Below is a listing. Gather each line of it that contains "Woodcreek".

Stored entries:
[Start]
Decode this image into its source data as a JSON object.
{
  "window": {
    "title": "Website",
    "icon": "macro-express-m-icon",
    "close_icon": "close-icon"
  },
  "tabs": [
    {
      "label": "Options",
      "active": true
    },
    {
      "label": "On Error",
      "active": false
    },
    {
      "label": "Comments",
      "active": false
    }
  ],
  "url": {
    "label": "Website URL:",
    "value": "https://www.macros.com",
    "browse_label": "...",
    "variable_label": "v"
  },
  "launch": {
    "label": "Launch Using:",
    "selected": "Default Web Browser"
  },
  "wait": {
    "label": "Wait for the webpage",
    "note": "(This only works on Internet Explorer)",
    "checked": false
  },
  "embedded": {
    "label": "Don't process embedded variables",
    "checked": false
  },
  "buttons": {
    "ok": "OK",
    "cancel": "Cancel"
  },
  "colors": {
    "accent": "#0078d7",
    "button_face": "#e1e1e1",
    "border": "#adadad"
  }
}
[End]
[Start]
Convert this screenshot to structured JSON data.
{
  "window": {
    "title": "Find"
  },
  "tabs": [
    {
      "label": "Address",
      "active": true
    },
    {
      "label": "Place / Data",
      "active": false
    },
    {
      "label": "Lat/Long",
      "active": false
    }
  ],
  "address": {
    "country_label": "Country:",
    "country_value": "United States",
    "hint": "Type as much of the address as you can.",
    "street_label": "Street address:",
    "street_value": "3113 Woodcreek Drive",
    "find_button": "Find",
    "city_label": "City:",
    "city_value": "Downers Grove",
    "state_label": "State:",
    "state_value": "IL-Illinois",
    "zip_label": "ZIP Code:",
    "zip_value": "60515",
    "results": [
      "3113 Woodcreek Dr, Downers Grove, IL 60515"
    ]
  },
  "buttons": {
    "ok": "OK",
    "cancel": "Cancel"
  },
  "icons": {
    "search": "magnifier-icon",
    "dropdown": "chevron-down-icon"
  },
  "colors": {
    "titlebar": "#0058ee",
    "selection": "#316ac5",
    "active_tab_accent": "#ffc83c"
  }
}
[End]
### Written response
    "street_value": "3113 Woodcreek Drive",
      "3113 Woodcreek Dr, Downers Grove, IL 60515"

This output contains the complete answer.